SELECTED PASSAGE.
# Solar electric fencing



## CheltenhamChicken (Dec 5, 2017)

Hi , I’m thinking of getting a solar energiser to keep the foxes away. Does anyone have any experience of using a Gallagher s20 with 50m of netting?

Will it really keep fully charged in the uk all year round?

Thanks


----------



## seminole wind (Aug 22, 2015)

I have electric fencing. Either needs 3 rods in the ground for ground. An animal has to make contact with it while they make contact with the ground. And you have to be sure it's not touching weeds or grass. It works great with horses and dogs, but I don't know that much about fox behavior.


----------



## boskelli1571 (Oct 30, 2017)

I don't know about the UK - winter would certainly be 'iffy'...
I used it with great success on corralling my rabbits - until the charge got too low then they simply chewed their way out!
I have since repaired it and it works well, but you have got to keep the charge up. Can you get a box that will give you either solar or battery? I have an ingenious neighbor who runs his fence on a car battery...


----------



## seminole wind (Aug 22, 2015)

Mine is a plug in to electric


----------



## willys55 (Oct 26, 2016)

we have a solar powered fence, works good, as far as keeping out foxes, not so sure how you would do that.......as mentioned they need to come into contact with the ground and the fence at the same time and any thing that comes into contact with the fence at ground level will deplete the charge and zap effect, weeds, brush even sticks and branches


----------



## Wilbur's Mom (Aug 10, 2017)

I don't know, we don't have that issue here. I would think it would keep most predators out.


----------



## seminole wind (Aug 22, 2015)

Hopefully the predator will sniff the fence with his nose before he tries it out.


----------

EXERCISE AIM. Reproduce, word for word, the part of the solar electric fencing thread from "I have electric" to "about fox behavior.".

EXTRACTED ENTRIES.

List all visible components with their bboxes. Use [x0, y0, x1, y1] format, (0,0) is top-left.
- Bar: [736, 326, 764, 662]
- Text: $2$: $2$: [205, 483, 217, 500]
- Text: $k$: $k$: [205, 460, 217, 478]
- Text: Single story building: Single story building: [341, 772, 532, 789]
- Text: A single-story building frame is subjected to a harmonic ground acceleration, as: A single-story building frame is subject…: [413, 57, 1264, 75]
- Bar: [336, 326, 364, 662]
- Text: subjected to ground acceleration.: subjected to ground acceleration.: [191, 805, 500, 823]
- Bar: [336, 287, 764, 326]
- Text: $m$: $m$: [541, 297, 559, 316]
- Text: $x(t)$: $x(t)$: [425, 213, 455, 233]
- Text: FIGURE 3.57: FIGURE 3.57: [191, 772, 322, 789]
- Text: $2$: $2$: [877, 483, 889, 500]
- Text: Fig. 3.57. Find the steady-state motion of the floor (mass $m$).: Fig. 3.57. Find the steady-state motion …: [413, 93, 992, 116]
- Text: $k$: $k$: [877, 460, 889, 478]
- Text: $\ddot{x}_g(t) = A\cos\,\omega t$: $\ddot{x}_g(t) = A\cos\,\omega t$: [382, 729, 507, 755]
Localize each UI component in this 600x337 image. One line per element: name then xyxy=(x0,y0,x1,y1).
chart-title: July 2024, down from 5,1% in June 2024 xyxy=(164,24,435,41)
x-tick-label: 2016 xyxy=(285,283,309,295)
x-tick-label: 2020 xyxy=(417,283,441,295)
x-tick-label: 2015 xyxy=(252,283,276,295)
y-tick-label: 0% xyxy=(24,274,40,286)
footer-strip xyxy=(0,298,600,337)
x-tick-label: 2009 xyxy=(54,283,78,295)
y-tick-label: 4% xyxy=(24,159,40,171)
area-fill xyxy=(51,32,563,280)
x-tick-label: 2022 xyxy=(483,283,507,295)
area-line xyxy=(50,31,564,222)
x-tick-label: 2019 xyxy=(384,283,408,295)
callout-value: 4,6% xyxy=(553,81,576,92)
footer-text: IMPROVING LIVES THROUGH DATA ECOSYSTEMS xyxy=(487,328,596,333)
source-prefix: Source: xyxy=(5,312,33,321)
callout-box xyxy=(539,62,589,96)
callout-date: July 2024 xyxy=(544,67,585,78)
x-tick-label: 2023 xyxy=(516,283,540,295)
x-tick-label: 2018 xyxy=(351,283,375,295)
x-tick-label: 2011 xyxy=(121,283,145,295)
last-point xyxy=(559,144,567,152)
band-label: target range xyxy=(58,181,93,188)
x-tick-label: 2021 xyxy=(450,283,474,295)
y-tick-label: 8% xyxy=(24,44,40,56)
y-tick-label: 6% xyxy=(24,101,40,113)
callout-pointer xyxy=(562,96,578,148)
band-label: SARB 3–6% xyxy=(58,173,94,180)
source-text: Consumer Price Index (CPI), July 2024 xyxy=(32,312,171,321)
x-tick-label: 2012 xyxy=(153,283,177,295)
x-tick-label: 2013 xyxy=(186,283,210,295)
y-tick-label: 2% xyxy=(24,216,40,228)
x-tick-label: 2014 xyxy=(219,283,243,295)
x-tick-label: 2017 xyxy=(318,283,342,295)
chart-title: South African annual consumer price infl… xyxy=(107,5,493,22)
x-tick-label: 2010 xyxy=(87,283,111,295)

EXERCISE SOLUTION.
I have electric fencing. Either needs 3 rods in the ground for ground. An animal has to make contact with it while they make contact with the ground. And you have to be sure it's not touching weeds or grass. It works great with horses and dogs, but I don't know that much about fox behavior.